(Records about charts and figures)
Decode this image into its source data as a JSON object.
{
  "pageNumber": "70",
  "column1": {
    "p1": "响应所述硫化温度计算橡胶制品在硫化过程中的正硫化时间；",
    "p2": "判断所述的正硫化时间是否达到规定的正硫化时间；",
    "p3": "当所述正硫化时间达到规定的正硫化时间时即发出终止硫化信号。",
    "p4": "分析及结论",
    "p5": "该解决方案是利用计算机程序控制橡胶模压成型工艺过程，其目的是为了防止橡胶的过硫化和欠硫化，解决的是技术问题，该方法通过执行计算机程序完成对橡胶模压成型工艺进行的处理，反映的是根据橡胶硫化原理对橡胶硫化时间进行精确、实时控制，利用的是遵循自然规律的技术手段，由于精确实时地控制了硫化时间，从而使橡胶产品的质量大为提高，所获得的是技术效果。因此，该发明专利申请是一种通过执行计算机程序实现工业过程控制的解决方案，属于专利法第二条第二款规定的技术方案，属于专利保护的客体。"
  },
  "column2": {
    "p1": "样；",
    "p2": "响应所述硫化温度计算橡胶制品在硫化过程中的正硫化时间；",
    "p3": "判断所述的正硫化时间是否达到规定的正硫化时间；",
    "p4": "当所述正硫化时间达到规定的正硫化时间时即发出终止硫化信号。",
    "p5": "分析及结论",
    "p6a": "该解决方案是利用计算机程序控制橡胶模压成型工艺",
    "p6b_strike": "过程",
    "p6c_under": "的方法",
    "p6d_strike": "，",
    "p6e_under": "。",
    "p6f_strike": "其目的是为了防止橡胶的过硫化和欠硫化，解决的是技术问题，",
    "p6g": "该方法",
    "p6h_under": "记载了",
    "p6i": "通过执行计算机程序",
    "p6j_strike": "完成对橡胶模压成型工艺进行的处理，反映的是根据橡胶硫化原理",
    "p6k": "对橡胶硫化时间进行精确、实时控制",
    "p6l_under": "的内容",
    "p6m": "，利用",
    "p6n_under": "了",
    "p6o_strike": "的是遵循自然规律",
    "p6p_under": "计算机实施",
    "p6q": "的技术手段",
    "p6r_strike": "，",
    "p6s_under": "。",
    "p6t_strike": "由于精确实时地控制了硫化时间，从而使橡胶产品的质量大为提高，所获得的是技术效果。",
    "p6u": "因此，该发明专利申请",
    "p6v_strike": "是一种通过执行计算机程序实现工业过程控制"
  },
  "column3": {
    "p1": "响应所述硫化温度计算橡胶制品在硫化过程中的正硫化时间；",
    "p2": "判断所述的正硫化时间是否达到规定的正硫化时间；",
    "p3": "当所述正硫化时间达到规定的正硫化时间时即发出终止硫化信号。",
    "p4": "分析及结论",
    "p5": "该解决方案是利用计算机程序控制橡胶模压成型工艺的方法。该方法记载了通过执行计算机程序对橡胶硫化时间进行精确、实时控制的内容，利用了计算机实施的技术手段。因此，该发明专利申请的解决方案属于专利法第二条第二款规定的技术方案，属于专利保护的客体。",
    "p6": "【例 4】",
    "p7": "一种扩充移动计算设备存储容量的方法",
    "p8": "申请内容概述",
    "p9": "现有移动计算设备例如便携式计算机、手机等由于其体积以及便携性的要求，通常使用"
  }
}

- [TASK GOAL]: Copy all the records above exactly, missing none.

- [ANSWER TO THIS EXERCISE]:
Decode this image into its source data as a JSON object.
{
  "pageNumber": "70",
  "column1": {
    "p1": "响应所述硫化温度计算橡胶制品在硫化过程中的正硫化时间；",
    "p2": "判断所述的正硫化时间是否达到规定的正硫化时间；",
    "p3": "当所述正硫化时间达到规定的正硫化时间时即发出终止硫化信号。",
    "p4": "分析及结论",
    "p5": "该解决方案是利用计算机程序控制橡胶模压成型工艺过程，其目的是为了防止橡胶的过硫化和欠硫化，解决的是技术问题，该方法通过执行计算机程序完成对橡胶模压成型工艺进行的处理，反映的是根据橡胶硫化原理对橡胶硫化时间进行精确、实时控制，利用的是遵循自然规律的技术手段，由于精确实时地控制了硫化时间，从而使橡胶产品的质量大为提高，所获得的是技术效果。因此，该发明专利申请是一种通过执行计算机程序实现工业过程控制的解决方案，属于专利法第二条第二款规定的技术方案，属于专利保护的客体。"
  },
  "column2": {
    "p1": "样；",
    "p2": "响应所述硫化温度计算橡胶制品在硫化过程中的正硫化时间；",
    "p3": "判断所述的正硫化时间是否达到规定的正硫化时间；",
    "p4": "当所述正硫化时间达到规定的正硫化时间时即发出终止硫化信号。",
    "p5": "分析及结论",
    "p6a": "该解决方案是利用计算机程序控制橡胶模压成型工艺",
    "p6b_strike": "过程",
    "p6c_under": "的方法",
    "p6d_strike": "，",
    "p6e_under": "。",
    "p6f_strike": "其目的是为了防止橡胶的过硫化和欠硫化，解决的是技术问题，",
    "p6g": "该方法",
    "p6h_under": "记载了",
    "p6i": "通过执行计算机程序",
    "p6j_strike": "完成对橡胶模压成型工艺进行的处理，反映的是根据橡胶硫化原理",
    "p6k": "对橡胶硫化时间进行精确、实时控制",
    "p6l_under": "的内容",
    "p6m": "，利用",
    "p6n_under": "了",
    "p6o_strike": "的是遵循自然规律",
    "p6p_under": "计算机实施",
    "p6q": "的技术手段",
    "p6r_strike": "，",
    "p6s_under": "。",
    "p6t_strike": "由于精确实时地控制了硫化时间，从而使橡胶产品的质量大为提高，所获得的是技术效果。",
    "p6u": "因此，该发明专利申请",
    "p6v_strike": "是一种通过执行计算机程序实现工业过程控制"
  },
  "column3": {
    "p1": "响应所述硫化温度计算橡胶制品在硫化过程中的正硫化时间；",
    "p2": "判断所述的正硫化时间是否达到规定的正硫化时间；",
    "p3": "当所述正硫化时间达到规定的正硫化时间时即发出终止硫化信号。",
    "p4": "分析及结论",
    "p5": "该解决方案是利用计算机程序控制橡胶模压成型工艺的方法。该方法记载了通过执行计算机程序对橡胶硫化时间进行精确、实时控制的内容，利用了计算机实施的技术手段。因此，该发明专利申请的解决方案属于专利法第二条第二款规定的技术方案，属于专利保护的客体。",
    "p6": "【例 4】",
    "p7": "一种扩充移动计算设备存储容量的方法",
    "p8": "申请内容概述",
    "p9": "现有移动计算设备例如便携式计算机、手机等由于其体积以及便携性的要求，通常使用"
  }
}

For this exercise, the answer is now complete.